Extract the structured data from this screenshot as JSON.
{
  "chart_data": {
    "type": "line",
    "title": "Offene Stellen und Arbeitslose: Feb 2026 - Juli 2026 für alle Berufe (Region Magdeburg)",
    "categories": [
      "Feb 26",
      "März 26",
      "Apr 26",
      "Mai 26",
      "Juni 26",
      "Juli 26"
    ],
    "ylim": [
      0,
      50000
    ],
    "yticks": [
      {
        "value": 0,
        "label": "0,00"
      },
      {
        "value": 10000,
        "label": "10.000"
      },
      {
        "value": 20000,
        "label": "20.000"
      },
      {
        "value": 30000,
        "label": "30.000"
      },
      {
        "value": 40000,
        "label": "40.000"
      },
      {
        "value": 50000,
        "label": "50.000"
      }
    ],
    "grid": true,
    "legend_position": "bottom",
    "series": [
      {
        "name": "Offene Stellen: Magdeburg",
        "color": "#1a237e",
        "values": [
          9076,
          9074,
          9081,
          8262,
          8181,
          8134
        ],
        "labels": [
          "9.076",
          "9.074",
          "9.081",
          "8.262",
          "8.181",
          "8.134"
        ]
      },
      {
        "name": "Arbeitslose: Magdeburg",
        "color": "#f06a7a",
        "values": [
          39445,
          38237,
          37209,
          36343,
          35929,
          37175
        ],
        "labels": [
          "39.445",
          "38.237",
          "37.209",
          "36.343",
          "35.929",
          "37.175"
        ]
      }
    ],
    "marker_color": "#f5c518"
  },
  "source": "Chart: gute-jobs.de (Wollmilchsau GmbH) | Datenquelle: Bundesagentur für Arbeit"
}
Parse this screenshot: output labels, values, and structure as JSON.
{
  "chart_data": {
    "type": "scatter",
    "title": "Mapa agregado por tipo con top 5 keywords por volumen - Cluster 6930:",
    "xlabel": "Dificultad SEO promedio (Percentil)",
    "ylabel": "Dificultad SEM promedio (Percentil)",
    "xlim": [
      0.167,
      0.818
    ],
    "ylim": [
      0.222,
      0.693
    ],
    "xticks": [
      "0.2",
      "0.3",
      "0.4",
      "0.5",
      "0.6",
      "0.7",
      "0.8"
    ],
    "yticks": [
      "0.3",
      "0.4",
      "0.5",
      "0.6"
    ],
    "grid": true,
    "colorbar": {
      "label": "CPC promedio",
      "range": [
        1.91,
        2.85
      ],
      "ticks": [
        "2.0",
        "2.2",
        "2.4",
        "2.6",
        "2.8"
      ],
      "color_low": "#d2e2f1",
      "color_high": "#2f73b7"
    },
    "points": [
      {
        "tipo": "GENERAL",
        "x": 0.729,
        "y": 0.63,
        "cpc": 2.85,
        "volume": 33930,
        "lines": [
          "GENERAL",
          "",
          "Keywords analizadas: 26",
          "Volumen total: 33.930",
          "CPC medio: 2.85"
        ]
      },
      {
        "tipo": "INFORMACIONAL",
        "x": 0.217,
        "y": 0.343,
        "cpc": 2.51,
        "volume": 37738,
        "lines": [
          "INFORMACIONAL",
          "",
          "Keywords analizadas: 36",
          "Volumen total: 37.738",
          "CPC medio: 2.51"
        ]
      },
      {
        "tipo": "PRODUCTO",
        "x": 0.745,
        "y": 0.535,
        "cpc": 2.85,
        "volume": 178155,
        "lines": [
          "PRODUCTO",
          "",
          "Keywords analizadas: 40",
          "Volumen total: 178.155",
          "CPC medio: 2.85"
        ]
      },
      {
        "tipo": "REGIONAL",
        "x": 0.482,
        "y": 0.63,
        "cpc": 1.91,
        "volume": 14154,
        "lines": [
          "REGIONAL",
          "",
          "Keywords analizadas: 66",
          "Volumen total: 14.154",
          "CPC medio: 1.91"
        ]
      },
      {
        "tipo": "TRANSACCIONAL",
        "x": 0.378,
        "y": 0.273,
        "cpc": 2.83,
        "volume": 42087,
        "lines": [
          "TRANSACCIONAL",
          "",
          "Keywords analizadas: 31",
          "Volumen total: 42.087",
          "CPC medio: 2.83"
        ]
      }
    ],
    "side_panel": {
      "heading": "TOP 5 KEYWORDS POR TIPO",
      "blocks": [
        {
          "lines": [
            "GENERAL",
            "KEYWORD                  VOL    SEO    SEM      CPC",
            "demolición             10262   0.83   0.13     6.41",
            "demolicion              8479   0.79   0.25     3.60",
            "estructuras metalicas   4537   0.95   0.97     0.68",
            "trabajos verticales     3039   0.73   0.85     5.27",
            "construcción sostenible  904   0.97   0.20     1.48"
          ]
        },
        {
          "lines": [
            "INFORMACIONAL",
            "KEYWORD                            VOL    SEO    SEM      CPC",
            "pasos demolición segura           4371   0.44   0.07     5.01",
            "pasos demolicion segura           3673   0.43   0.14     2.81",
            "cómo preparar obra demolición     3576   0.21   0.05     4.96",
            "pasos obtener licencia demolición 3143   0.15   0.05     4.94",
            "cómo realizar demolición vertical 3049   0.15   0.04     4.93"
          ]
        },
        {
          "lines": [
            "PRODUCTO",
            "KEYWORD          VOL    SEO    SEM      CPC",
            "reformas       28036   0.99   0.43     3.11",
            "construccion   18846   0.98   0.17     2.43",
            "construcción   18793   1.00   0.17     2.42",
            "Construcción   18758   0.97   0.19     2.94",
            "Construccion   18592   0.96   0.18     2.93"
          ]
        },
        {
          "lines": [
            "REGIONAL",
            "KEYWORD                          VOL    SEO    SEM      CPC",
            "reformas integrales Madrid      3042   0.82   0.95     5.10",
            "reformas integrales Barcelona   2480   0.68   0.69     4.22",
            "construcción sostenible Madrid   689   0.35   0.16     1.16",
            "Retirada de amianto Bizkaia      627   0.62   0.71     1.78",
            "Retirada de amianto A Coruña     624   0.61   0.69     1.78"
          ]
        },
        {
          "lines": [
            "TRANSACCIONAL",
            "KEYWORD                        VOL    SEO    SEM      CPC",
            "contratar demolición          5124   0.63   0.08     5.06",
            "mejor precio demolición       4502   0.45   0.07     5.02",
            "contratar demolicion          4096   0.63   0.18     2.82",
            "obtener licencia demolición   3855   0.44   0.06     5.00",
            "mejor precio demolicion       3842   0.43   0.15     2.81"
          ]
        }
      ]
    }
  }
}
--
**Given exercise**
Repeat the data precisely, line by line.

**The reply**
Extract the structured data from this screenshot as JSON.
{
  "chart_data": {
    "type": "line",
    "title": "Offene Stellen und Arbeitslose: Feb 2026 - Juli 2026 für alle Berufe (Region Magdeburg)",
    "categories": [
      "Feb 26",
      "März 26",
      "Apr 26",
      "Mai 26",
      "Juni 26",
      "Juli 26"
    ],
    "ylim": [
      0,
      50000
    ],
    "yticks": [
      {
        "value": 0,
        "label": "0,00"
      },
      {
        "value": 10000,
        "label": "10.000"
      },
      {
        "value": 20000,
        "label": "20.000"
      },
      {
        "value": 30000,
        "label": "30.000"
      },
      {
        "value": 40000,
        "label": "40.000"
      },
      {
        "value": 50000,
        "label": "50.000"
      }
    ],
    "grid": true,
    "legend_position": "bottom",
    "series": [
      {
        "name": "Offene Stellen: Magdeburg",
        "color": "#1a237e",
        "values": [
          9076,
          9074,
          9081,
          8262,
          8181,
          8134
        ],
        "labels": [
          "9.076",
          "9.074",
          "9.081",
          "8.262",
          "8.181",
          "8.134"
        ]
      },
      {
        "name": "Arbeitslose: Magdeburg",
        "color": "#f06a7a",
        "values": [
          39445,
          38237,
          37209,
          36343,
          35929,
          37175
        ],
        "labels": [
          "39.445",
          "38.237",
          "37.209",
          "36.343",
          "35.929",
          "37.175"
        ]
      }
    ],
    "marker_color": "#f5c518"
  },
  "source": "Chart: gute-jobs.de (Wollmilchsau GmbH) | Datenquelle: Bundesagentur für Arbeit"
}
Parse this screenshot: output labels, values, and structure as JSON.
{
  "chart_data": {
    "type": "scatter",
    "title": "Mapa agregado por tipo con top 5 keywords por volumen - Cluster 6930:",
    "xlabel": "Dificultad SEO promedio (Percentil)",
    "ylabel": "Dificultad SEM promedio (Percentil)",
    "xlim": [
      0.167,
      0.818
    ],
    "ylim": [
      0.222,
      0.693
    ],
    "xticks": [
      "0.2",
      "0.3",
      "0.4",
      "0.5",
      "0.6",
      "0.7",
      "0.8"
    ],
    "yticks": [
      "0.3",
      "0.4",
      "0.5",
      "0.6"
    ],
    "grid": true,
    "colorbar": {
      "label": "CPC promedio",
      "range": [
        1.91,
        2.85
      ],
      "ticks": [
        "2.0",
        "2.2",
        "2.4",
        "2.6",
        "2.8"
      ],
      "color_low": "#d2e2f1",
      "color_high": "#2f73b7"
    },
    "points": [
      {
        "tipo": "GENERAL",
        "x": 0.729,
        "y": 0.63,
        "cpc": 2.85,
        "volume": 33930,
        "lines": [
          "GENERAL",
          "",
          "Keywords analizadas: 26",
          "Volumen total: 33.930",
          "CPC medio: 2.85"
        ]
      },
      {
        "tipo": "INFORMACIONAL",
        "x": 0.217,
        "y": 0.343,
        "cpc": 2.51,
        "volume": 37738,
        "lines": [
          "INFORMACIONAL",
          "",
          "Keywords analizadas: 36",
          "Volumen total: 37.738",
          "CPC medio: 2.51"
        ]
      },
      {
        "tipo": "PRODUCTO",
        "x": 0.745,
        "y": 0.535,
        "cpc": 2.85,
        "volume": 178155,
        "lines": [
          "PRODUCTO",
          "",
          "Keywords analizadas: 40",
          "Volumen total: 178.155",
          "CPC medio: 2.85"
        ]
      },
      {
        "tipo": "REGIONAL",
        "x": 0.482,
        "y": 0.63,
        "cpc": 1.91,
        "volume": 14154,
        "lines": [
          "REGIONAL",
          "",
          "Keywords analizadas: 66",
          "Volumen total: 14.154",
          "CPC medio: 1.91"
        ]
      },
      {
        "tipo": "TRANSACCIONAL",
        "x": 0.378,
        "y": 0.273,
        "cpc": 2.83,
        "volume": 42087,
        "lines": [
          "TRANSACCIONAL",
          "",
          "Keywords analizadas: 31",
          "Volumen total: 42.087",
          "CPC medio: 2.83"
        ]
      }
    ],
    "side_panel": {
      "heading": "TOP 5 KEYWORDS POR TIPO",
      "blocks": [
        {
          "lines": [
            "GENERAL",
            "KEYWORD                  VOL    SEO    SEM      CPC",
            "demolición             10262   0.83   0.13     6.41",
            "demolicion              8479   0.79   0.25     3.60",
            "estructuras metalicas   4537   0.95   0.97     0.68",
            "trabajos verticales     3039   0.73   0.85     5.27",
            "construcción sostenible  904   0.97   0.20     1.48"
          ]
        },
        {
          "lines": [
            "INFORMACIONAL",
            "KEYWORD                            VOL    SEO    SEM      CPC",
            "pasos demolición segura           4371   0.44   0.07     5.01",
            "pasos demolicion segura           3673   0.43   0.14     2.81",
            "cómo preparar obra demolición     3576   0.21   0.05     4.96",
            "pasos obtener licencia demolición 3143   0.15   0.05     4.94",
            "cómo realizar demolición vertical 3049   0.15   0.04     4.93"
          ]
        },
        {
          "lines": [
            "PRODUCTO",
            "KEYWORD          VOL    SEO    SEM      CPC",
            "reformas       28036   0.99   0.43     3.11",
            "construccion   18846   0.98   0.17     2.43",
            "construcción   18793   1.00   0.17     2.42",
            "Construcción   18758   0.97   0.19     2.94",
            "Construccion   18592   0.96   0.18     2.93"
          ]
        },
        {
          "lines": [
            "REGIONAL",
            "KEYWORD                          VOL    SEO    SEM      CPC",
            "reformas integrales Madrid      3042   0.82   0.95     5.10",
            "reformas integrales Barcelona   2480   0.68   0.69     4.22",
            "construcción sostenible Madrid   689   0.35   0.16     1.16",
            "Retirada de amianto Bizkaia      627   0.62   0.71     1.78",
            "Retirada de amianto A Coruña     624   0.61   0.69     1.78"
          ]
        },
        {
          "lines": [
            "TRANSACCIONAL",
            "KEYWORD                        VOL    SEO    SEM      CPC",
            "contratar demolición          5124   0.63   0.08     5.06",
            "mejor precio demolición       4502   0.45   0.07     5.02",
            "contratar demolicion          4096   0.63   0.18     2.82",
            "obtener licencia demolición   3855   0.44   0.06     5.00",
            "mejor precio demolicion       3842   0.43   0.15     2.81"
          ]
        }
      ]
    }
  }
}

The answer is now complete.